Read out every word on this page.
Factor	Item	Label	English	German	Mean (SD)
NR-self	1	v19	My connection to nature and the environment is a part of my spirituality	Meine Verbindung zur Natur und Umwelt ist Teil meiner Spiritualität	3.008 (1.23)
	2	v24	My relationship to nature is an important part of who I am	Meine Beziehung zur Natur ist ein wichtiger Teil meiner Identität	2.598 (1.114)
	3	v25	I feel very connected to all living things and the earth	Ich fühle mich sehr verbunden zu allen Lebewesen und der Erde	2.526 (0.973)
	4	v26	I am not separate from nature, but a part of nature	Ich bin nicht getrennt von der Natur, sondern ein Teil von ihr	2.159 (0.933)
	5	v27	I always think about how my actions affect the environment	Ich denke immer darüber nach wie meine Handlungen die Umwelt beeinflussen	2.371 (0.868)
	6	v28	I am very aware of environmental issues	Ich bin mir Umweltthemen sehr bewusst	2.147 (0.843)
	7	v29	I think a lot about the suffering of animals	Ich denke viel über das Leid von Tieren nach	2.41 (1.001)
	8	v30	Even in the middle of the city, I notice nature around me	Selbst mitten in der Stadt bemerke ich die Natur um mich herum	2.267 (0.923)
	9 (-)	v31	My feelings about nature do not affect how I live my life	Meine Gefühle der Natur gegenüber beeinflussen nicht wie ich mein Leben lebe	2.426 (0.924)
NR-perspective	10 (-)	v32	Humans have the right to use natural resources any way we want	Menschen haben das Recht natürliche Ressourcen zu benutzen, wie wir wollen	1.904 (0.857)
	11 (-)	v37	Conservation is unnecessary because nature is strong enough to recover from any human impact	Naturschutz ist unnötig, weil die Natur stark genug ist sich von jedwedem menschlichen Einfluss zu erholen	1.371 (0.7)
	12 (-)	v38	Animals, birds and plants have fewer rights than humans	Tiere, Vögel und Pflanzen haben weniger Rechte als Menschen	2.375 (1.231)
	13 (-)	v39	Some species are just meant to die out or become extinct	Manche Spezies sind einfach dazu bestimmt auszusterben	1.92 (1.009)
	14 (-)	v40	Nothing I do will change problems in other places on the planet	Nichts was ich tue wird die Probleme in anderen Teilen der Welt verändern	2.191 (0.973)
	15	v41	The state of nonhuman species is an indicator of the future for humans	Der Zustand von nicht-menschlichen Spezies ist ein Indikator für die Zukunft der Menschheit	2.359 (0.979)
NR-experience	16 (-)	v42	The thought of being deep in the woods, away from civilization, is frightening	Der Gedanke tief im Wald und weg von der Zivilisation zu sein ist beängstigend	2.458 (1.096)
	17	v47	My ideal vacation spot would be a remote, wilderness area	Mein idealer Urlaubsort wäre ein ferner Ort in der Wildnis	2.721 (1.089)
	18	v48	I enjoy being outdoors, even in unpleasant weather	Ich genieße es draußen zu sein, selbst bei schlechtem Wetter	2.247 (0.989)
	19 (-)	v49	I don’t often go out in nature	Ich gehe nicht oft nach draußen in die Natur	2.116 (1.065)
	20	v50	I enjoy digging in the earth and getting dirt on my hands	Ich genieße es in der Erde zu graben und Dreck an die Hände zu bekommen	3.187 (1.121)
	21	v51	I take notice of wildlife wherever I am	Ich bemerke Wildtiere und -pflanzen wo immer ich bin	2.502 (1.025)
__________________________________________________
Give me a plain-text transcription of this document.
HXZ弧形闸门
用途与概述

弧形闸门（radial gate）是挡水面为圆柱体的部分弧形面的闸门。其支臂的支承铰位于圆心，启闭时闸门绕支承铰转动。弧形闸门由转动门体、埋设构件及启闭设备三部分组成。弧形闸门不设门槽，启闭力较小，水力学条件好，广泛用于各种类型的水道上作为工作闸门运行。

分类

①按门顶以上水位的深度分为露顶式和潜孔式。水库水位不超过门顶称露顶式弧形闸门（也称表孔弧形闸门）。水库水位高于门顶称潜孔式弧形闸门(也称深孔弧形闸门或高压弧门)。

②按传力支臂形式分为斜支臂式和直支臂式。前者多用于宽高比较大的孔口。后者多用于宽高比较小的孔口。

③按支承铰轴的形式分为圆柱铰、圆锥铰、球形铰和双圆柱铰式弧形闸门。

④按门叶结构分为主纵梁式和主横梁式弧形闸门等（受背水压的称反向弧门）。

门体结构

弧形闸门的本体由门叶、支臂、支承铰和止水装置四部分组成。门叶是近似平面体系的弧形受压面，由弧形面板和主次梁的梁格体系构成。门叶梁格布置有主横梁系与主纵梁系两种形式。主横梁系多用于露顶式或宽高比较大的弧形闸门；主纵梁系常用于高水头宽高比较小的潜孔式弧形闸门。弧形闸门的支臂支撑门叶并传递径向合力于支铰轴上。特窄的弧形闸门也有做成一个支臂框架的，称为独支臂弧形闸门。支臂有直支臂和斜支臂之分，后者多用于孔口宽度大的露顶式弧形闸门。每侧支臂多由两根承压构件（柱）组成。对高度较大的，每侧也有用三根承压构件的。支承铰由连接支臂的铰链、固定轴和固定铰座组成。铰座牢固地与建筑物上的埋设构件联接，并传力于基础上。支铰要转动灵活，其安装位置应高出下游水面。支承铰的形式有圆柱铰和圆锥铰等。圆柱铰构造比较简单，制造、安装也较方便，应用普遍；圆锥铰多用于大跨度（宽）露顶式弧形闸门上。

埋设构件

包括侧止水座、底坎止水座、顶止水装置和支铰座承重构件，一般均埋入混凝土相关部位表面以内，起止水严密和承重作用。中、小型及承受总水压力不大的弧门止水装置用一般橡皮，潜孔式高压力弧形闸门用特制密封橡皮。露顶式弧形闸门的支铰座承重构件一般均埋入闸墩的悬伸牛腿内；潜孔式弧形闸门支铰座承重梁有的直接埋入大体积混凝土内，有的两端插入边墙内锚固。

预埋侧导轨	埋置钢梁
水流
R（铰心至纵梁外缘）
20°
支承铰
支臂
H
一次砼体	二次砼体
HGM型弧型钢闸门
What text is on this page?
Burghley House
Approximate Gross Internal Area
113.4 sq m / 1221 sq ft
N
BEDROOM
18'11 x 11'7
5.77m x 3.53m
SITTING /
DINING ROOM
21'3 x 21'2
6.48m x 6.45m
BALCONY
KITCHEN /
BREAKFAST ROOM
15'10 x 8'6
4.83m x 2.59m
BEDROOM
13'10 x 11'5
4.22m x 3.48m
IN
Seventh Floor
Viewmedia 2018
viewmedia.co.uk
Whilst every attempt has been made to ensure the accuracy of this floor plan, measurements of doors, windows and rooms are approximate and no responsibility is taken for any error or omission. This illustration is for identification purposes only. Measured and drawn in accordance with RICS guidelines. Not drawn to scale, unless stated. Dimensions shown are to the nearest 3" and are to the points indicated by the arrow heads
__________________________________________________
YOUR OBJECTIVE: Provide the number of lines containing the string "notice", with no other output.

REPLY TO THE EXERCISE: 2